Instructions for the task: State the number of lines that hold the string "icon", with nothing added.

[START OF Data in this exercise]

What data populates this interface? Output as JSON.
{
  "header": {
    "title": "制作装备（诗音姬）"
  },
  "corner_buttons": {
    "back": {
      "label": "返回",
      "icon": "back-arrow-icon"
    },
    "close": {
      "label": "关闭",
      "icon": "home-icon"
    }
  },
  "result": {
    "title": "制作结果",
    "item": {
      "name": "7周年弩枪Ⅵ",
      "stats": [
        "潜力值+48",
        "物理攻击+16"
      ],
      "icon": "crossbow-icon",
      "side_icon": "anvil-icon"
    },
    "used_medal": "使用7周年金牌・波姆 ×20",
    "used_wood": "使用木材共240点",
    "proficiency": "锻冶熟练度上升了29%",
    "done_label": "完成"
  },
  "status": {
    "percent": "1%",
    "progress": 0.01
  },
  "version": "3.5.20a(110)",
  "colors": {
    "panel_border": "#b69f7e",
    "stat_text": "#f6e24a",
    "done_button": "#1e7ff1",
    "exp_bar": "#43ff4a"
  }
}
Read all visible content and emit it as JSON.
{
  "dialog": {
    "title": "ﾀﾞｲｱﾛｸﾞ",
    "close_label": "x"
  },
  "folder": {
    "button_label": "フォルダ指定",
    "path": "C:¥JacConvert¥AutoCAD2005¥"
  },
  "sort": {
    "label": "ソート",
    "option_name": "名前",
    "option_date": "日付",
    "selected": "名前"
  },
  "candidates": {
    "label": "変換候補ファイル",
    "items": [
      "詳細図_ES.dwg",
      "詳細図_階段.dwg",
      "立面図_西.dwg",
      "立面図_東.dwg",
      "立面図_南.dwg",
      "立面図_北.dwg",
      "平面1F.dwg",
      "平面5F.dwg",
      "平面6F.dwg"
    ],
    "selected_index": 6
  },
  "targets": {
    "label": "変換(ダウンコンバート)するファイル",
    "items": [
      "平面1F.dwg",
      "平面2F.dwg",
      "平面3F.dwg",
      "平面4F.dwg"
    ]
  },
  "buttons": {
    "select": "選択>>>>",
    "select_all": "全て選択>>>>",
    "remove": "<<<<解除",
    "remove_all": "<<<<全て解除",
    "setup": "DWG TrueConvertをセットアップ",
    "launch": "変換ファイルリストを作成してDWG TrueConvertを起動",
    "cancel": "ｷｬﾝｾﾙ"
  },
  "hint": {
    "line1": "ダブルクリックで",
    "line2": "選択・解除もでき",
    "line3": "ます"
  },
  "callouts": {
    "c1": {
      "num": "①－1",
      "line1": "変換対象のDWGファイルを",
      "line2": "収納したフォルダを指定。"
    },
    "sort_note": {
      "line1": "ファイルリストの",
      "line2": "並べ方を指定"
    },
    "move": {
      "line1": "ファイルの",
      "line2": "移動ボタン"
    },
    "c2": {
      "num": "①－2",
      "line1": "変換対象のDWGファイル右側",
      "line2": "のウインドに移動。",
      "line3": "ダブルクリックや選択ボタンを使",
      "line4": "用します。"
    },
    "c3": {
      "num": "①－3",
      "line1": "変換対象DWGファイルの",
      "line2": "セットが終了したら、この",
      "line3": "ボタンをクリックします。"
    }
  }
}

[END OF Data in this exercise]

The completed task: 4